### [Task to complete]
Pull out each line of the data that includes the word "right".

╔══

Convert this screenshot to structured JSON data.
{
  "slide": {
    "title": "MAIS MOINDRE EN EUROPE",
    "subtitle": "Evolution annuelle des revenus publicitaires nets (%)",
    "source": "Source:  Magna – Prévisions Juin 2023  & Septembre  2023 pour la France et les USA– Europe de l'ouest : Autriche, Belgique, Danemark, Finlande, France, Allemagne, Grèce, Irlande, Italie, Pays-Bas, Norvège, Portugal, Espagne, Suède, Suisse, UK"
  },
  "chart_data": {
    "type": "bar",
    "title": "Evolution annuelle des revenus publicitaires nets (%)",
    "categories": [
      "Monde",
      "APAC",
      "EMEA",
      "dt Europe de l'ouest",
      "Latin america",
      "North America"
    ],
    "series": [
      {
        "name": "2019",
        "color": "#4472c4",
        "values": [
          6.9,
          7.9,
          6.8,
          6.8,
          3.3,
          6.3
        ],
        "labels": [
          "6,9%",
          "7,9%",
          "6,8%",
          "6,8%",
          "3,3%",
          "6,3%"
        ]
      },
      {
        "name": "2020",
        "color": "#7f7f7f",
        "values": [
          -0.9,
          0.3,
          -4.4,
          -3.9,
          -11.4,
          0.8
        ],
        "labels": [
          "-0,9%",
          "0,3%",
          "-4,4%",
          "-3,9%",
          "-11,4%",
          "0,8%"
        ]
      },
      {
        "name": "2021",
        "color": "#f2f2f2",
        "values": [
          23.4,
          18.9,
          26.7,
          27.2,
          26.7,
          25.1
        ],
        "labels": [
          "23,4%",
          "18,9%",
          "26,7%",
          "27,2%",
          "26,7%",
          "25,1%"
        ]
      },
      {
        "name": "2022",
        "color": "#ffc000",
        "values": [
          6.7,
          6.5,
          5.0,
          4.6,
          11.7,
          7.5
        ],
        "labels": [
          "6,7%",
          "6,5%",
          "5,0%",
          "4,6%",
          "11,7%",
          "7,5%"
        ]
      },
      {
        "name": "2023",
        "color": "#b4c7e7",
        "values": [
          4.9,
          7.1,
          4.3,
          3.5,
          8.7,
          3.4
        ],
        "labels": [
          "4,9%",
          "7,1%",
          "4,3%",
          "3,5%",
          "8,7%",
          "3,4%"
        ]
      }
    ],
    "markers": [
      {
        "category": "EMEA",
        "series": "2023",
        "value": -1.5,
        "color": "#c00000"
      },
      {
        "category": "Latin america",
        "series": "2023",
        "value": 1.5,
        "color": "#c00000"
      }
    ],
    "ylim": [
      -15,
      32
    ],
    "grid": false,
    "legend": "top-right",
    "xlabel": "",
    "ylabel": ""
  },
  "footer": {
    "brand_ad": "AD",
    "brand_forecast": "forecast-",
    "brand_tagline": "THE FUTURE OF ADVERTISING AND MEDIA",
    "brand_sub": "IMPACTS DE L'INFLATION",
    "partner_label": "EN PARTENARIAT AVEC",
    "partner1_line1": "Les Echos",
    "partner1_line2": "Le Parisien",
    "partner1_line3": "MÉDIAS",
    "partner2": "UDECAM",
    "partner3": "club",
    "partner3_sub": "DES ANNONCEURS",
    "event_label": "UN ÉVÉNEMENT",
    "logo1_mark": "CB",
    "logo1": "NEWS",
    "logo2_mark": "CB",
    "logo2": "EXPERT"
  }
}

╚══
╔══

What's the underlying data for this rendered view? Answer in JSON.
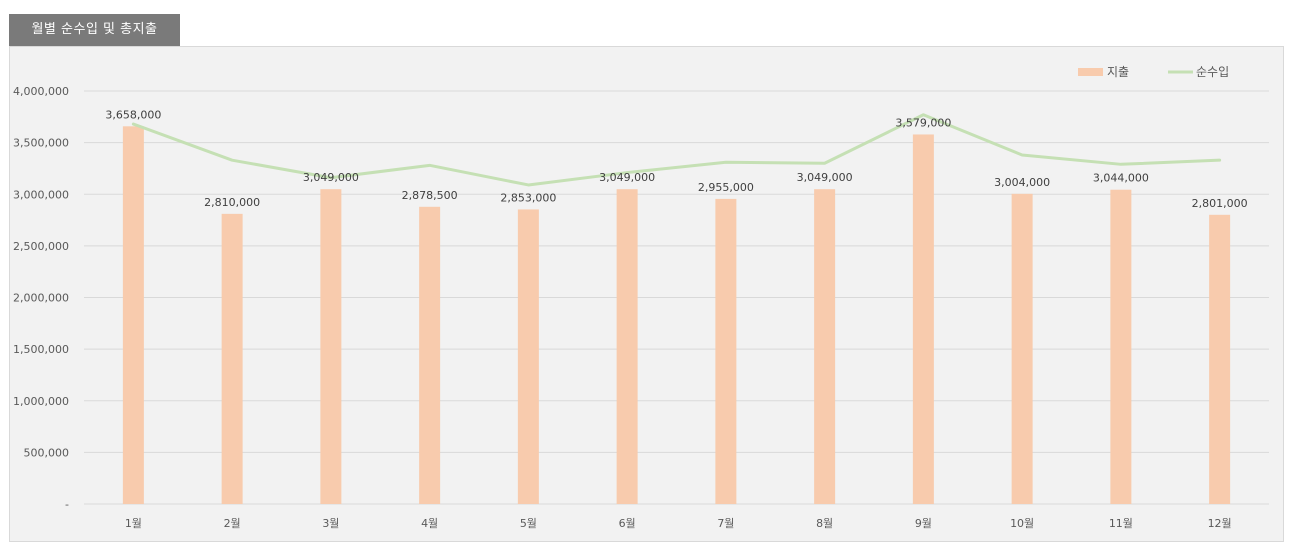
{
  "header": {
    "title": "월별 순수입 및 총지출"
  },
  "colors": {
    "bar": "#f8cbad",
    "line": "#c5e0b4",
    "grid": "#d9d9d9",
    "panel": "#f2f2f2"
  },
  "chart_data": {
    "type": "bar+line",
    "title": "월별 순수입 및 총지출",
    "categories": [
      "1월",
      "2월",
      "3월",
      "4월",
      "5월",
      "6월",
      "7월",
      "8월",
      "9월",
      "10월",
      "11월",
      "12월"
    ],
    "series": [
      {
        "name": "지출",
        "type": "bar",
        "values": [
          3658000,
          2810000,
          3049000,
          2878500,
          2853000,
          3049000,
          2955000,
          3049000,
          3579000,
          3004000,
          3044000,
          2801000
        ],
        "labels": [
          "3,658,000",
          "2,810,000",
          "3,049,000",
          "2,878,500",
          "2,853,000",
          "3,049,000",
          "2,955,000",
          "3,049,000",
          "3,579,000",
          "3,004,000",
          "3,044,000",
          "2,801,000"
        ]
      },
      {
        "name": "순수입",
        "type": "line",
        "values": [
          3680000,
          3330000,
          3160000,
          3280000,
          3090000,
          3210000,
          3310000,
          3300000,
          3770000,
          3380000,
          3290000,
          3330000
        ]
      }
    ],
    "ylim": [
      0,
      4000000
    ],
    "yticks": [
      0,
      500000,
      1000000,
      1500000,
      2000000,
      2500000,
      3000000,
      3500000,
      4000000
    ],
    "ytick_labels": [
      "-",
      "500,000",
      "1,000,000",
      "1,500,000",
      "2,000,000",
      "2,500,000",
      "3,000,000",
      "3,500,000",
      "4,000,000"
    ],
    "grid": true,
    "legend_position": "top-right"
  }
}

╚══

### [Answer to this task]
    "legend": "top-right",
    "legend_position": "top-right"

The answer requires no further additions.